### OBJECTIVE:
Return the listing below in full, with every line exactly as it is.

Source data:
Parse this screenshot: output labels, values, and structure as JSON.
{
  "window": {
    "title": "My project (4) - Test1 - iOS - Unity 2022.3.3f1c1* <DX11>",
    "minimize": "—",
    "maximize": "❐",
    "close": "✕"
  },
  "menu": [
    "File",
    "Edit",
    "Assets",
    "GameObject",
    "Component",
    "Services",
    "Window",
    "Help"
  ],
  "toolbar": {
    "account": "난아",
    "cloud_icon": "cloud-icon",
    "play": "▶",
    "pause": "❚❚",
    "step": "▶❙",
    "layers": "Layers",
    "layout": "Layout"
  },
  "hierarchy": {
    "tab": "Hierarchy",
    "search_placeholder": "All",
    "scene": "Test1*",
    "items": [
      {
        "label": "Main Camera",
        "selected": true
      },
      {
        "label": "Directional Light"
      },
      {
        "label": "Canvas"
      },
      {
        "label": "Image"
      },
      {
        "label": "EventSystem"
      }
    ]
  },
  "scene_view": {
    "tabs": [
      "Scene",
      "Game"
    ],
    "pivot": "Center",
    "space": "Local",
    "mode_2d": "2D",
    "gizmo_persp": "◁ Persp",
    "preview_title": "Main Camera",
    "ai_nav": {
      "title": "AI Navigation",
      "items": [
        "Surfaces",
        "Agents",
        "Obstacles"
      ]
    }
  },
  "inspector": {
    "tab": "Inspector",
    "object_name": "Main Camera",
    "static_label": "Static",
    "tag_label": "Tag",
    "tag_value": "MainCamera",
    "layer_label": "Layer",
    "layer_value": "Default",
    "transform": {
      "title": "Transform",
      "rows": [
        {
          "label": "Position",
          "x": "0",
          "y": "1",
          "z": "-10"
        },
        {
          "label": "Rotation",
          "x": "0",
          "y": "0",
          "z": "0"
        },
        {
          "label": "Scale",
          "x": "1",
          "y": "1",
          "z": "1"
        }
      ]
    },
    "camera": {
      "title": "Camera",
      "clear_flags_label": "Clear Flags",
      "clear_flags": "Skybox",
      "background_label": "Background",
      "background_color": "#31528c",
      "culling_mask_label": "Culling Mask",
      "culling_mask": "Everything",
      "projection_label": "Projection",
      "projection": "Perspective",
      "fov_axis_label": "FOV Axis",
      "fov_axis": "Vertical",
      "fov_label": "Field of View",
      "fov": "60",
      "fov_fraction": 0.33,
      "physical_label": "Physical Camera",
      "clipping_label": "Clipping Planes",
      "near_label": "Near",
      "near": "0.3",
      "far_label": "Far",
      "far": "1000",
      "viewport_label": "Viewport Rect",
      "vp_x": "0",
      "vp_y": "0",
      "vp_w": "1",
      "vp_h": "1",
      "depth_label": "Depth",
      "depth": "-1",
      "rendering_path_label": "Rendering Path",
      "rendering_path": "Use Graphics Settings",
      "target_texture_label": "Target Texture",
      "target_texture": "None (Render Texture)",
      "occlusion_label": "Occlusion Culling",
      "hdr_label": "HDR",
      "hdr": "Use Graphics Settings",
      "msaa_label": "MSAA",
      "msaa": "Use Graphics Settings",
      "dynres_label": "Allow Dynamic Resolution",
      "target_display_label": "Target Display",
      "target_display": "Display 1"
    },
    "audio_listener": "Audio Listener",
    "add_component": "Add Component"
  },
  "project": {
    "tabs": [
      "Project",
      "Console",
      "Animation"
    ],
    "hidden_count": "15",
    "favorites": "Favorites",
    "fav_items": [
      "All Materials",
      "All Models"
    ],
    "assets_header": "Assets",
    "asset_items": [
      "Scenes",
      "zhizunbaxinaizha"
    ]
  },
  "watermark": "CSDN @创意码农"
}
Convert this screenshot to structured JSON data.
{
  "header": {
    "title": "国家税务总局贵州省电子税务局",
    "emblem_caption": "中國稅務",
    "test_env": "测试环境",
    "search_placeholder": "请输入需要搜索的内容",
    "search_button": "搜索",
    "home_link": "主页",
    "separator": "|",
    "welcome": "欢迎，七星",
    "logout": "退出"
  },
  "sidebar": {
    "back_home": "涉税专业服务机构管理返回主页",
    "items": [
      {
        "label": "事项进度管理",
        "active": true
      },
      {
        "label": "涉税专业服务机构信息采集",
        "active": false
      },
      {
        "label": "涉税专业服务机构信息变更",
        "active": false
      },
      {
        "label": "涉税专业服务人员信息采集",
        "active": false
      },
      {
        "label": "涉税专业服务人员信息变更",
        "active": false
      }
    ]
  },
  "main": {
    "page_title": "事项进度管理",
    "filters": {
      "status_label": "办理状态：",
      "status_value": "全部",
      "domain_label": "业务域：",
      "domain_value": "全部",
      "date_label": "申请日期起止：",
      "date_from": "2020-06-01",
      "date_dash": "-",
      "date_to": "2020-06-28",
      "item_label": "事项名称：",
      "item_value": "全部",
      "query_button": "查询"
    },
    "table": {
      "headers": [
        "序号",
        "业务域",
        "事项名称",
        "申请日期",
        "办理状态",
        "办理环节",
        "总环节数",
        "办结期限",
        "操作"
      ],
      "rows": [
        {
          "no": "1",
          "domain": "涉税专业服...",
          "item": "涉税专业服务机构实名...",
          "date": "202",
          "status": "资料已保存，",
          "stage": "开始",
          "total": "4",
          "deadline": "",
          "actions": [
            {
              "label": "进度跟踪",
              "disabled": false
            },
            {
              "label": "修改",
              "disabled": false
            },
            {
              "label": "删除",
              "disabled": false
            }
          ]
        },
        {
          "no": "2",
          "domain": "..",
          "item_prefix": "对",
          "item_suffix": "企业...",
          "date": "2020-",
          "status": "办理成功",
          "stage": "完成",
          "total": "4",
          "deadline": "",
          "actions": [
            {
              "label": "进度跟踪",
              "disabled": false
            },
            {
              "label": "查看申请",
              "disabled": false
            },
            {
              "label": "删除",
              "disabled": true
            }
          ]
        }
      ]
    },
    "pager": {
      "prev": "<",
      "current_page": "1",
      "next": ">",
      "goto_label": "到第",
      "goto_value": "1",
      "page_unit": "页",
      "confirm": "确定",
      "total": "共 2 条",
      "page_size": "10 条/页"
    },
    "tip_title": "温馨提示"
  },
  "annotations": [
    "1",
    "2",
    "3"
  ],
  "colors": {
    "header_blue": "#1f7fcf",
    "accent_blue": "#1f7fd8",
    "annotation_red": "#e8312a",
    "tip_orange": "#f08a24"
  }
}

### WORKED SOLUTION:
Parse this screenshot: output labels, values, and structure as JSON.
{
  "window": {
    "title": "My project (4) - Test1 - iOS - Unity 2022.3.3f1c1* <DX11>",
    "minimize": "—",
    "maximize": "❐",
    "close": "✕"
  },
  "menu": [
    "File",
    "Edit",
    "Assets",
    "GameObject",
    "Component",
    "Services",
    "Window",
    "Help"
  ],
  "toolbar": {
    "account": "난아",
    "cloud_icon": "cloud-icon",
    "play": "▶",
    "pause": "❚❚",
    "step": "▶❙",
    "layers": "Layers",
    "layout": "Layout"
  },
  "hierarchy": {
    "tab": "Hierarchy",
    "search_placeholder": "All",
    "scene": "Test1*",
    "items": [
      {
        "label": "Main Camera",
        "selected": true
      },
      {
        "label": "Directional Light"
      },
      {
        "label": "Canvas"
      },
      {
        "label": "Image"
      },
      {
        "label": "EventSystem"
      }
    ]
  },
  "scene_view": {
    "tabs": [
      "Scene",
      "Game"
    ],
    "pivot": "Center",
    "space": "Local",
    "mode_2d": "2D",
    "gizmo_persp": "◁ Persp",
    "preview_title": "Main Camera",
    "ai_nav": {
      "title": "AI Navigation",
      "items": [
        "Surfaces",
        "Agents",
        "Obstacles"
      ]
    }
  },
  "inspector": {
    "tab": "Inspector",
    "object_name": "Main Camera",
    "static_label": "Static",
    "tag_label": "Tag",
    "tag_value": "MainCamera",
    "layer_label": "Layer",
    "layer_value": "Default",
    "transform": {
      "title": "Transform",
      "rows": [
        {
          "label": "Position",
          "x": "0",
          "y": "1",
          "z": "-10"
        },
        {
          "label": "Rotation",
          "x": "0",
          "y": "0",
          "z": "0"
        },
        {
          "label": "Scale",
          "x": "1",
          "y": "1",
          "z": "1"
        }
      ]
    },
    "camera": {
      "title": "Camera",
      "clear_flags_label": "Clear Flags",
      "clear_flags": "Skybox",
      "background_label": "Background",
      "background_color": "#31528c",
      "culling_mask_label": "Culling Mask",
      "culling_mask": "Everything",
      "projection_label": "Projection",
      "projection": "Perspective",
      "fov_axis_label": "FOV Axis",
      "fov_axis": "Vertical",
      "fov_label": "Field of View",
      "fov": "60",
      "fov_fraction": 0.33,
      "physical_label": "Physical Camera",
      "clipping_label": "Clipping Planes",
      "near_label": "Near",
      "near": "0.3",
      "far_label": "Far",
      "far": "1000",
      "viewport_label": "Viewport Rect",
      "vp_x": "0",
      "vp_y": "0",
      "vp_w": "1",
      "vp_h": "1",
      "depth_label": "Depth",
      "depth": "-1",
      "rendering_path_label": "Rendering Path",
      "rendering_path": "Use Graphics Settings",
      "target_texture_label": "Target Texture",
      "target_texture": "None (Render Texture)",
      "occlusion_label": "Occlusion Culling",
      "hdr_label": "HDR",
      "hdr": "Use Graphics Settings",
      "msaa_label": "MSAA",
      "msaa": "Use Graphics Settings",
      "dynres_label": "Allow Dynamic Resolution",
      "target_display_label": "Target Display",
      "target_display": "Display 1"
    },
    "audio_listener": "Audio Listener",
    "add_component": "Add Component"
  },
  "project": {
    "tabs": [
      "Project",
      "Console",
      "Animation"
    ],
    "hidden_count": "15",
    "favorites": "Favorites",
    "fav_items": [
      "All Materials",
      "All Models"
    ],
    "assets_header": "Assets",
    "asset_items": [
      "Scenes",
      "zhizunbaxinaizha"
    ]
  },
  "watermark": "CSDN @创意码农"
}
Convert this screenshot to structured JSON data.
{
  "header": {
    "title": "国家税务总局贵州省电子税务局",
    "emblem_caption": "中國稅務",
    "test_env": "测试环境",
    "search_placeholder": "请输入需要搜索的内容",
    "search_button": "搜索",
    "home_link": "主页",
    "separator": "|",
    "welcome": "欢迎，七星",
    "logout": "退出"
  },
  "sidebar": {
    "back_home": "涉税专业服务机构管理返回主页",
    "items": [
      {
        "label": "事项进度管理",
        "active": true
      },
      {
        "label": "涉税专业服务机构信息采集",
        "active": false
      },
      {
        "label": "涉税专业服务机构信息变更",
        "active": false
      },
      {
        "label": "涉税专业服务人员信息采集",
        "active": false
      },
      {
        "label": "涉税专业服务人员信息变更",
        "active": false
      }
    ]
  },
  "main": {
    "page_title": "事项进度管理",
    "filters": {
      "status_label": "办理状态：",
      "status_value": "全部",
      "domain_label": "业务域：",
      "domain_value": "全部",
      "date_label": "申请日期起止：",
      "date_from": "2020-06-01",
      "date_dash": "-",
      "date_to": "2020-06-28",
      "item_label": "事项名称：",
      "item_value": "全部",
      "query_button": "查询"
    },
    "table": {
      "headers": [
        "序号",
        "业务域",
        "事项名称",
        "申请日期",
        "办理状态",
        "办理环节",
        "总环节数",
        "办结期限",
        "操作"
      ],
      "rows": [
        {
          "no": "1",
          "domain": "涉税专业服...",
          "item": "涉税专业服务机构实名...",
          "date": "202",
          "status": "资料已保存，",
          "stage": "开始",
          "total": "4",
          "deadline": "",
          "actions": [
            {
              "label": "进度跟踪",
              "disabled": false
            },
            {
              "label": "修改",
              "disabled": false
            },
            {
              "label": "删除",
              "disabled": false
            }
          ]
        },
        {
          "no": "2",
          "domain": "..",
          "item_prefix": "对",
          "item_suffix": "企业...",
          "date": "2020-",
          "status": "办理成功",
          "stage": "完成",
          "total": "4",
          "deadline": "",
          "actions": [
            {
              "label": "进度跟踪",
              "disabled": false
            },
            {
              "label": "查看申请",
              "disabled": false
            },
            {
              "label": "删除",
              "disabled": true
            }
          ]
        }
      ]
    },
    "pager": {
      "prev": "<",
      "current_page": "1",
      "next": ">",
      "goto_label": "到第",
      "goto_value": "1",
      "page_unit": "页",
      "confirm": "确定",
      "total": "共 2 条",
      "page_size": "10 条/页"
    },
    "tip_title": "温馨提示"
  },
  "annotations": [
    "1",
    "2",
    "3"
  ],
  "colors": {
    "header_blue": "#1f7fcf",
    "accent_blue": "#1f7fd8",
    "annotation_red": "#e8312a",
    "tip_orange": "#f08a24"
  }
}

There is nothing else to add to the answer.